TASK GOAL:
Copy every record below exactly as written, but leave out the pictures.

(Data items)
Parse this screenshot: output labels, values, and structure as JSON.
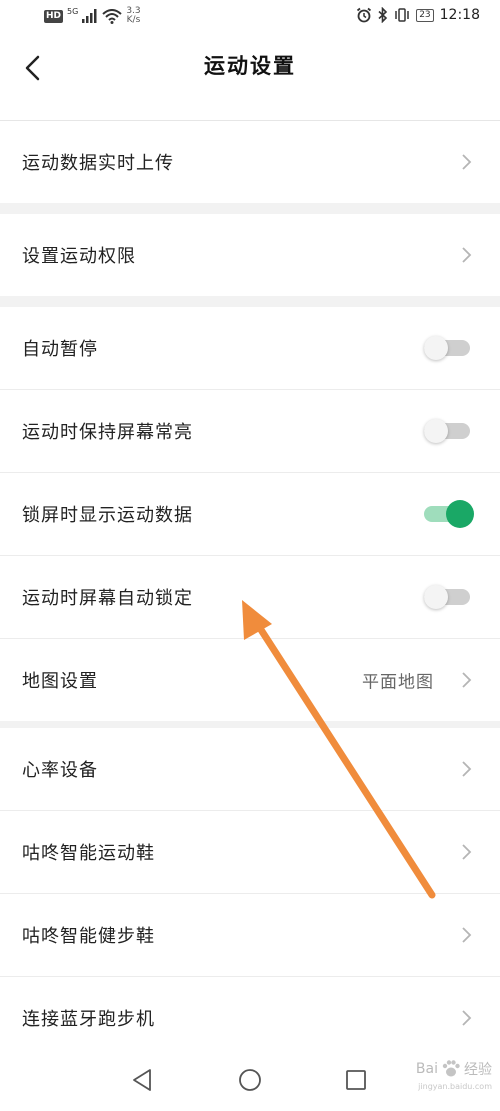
{
  "status_bar": {
    "hd": "HD",
    "network": "5G",
    "speed_value": "3.3",
    "speed_unit": "K/s",
    "battery": "23",
    "time": "12:18"
  },
  "header": {
    "title": "运动设置"
  },
  "groups": {
    "g1": {
      "upload": "运动数据实时上传"
    },
    "g2": {
      "permission": "设置运动权限"
    },
    "g3": {
      "auto_pause": "自动暂停",
      "auto_pause_on": false,
      "screen_on": "运动时保持屏幕常亮",
      "screen_on_on": false,
      "lock_show": "锁屏时显示运动数据",
      "lock_show_on": true,
      "auto_lock": "运动时屏幕自动锁定",
      "auto_lock_on": false,
      "map": "地图设置",
      "map_value": "平面地图"
    },
    "g4": {
      "heart_rate": "心率设备",
      "sport_shoes": "咕咚智能运动鞋",
      "walking_shoes": "咕咚智能健步鞋",
      "treadmill": "连接蓝牙跑步机"
    }
  },
  "watermark": {
    "brand": "Bai",
    "brand2": "经验",
    "sub": "jingyan.baidu.com"
  },
  "colors": {
    "accent_green": "#1aa866",
    "annotation_arrow": "#f08c3c"
  }
}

SOLUTION TO THIS PROBLEM:
Parse this screenshot: output labels, values, and structure as JSON.
{
  "status_bar": {
    "hd": "HD",
    "network": "5G",
    "speed_value": "3.3",
    "speed_unit": "K/s",
    "battery": "23",
    "time": "12:18"
  },
  "header": {
    "title": "运动设置"
  },
  "groups": {
    "g1": {
      "upload": "运动数据实时上传"
    },
    "g2": {
      "permission": "设置运动权限"
    },
    "g3": {
      "auto_pause": "自动暂停",
      "auto_pause_on": false,
      "screen_on": "运动时保持屏幕常亮",
      "screen_on_on": false,
      "lock_show": "锁屏时显示运动数据",
      "lock_show_on": true,
      "auto_lock": "运动时屏幕自动锁定",
      "auto_lock_on": false,
      "map": "地图设置",
      "map_value": "平面地图"
    },
    "g4": {
      "heart_rate": "心率设备",
      "sport_shoes": "咕咚智能运动鞋",
      "walking_shoes": "咕咚智能健步鞋",
      "treadmill": "连接蓝牙跑步机"
    }
  },
  "watermark": {
    "brand": "Bai",
    "brand2": "经验",
    "sub": "jingyan.baidu.com"
  },
  "colors": {
    "accent_green": "#1aa866",
    "annotation_arrow": "#f08c3c"
  }
}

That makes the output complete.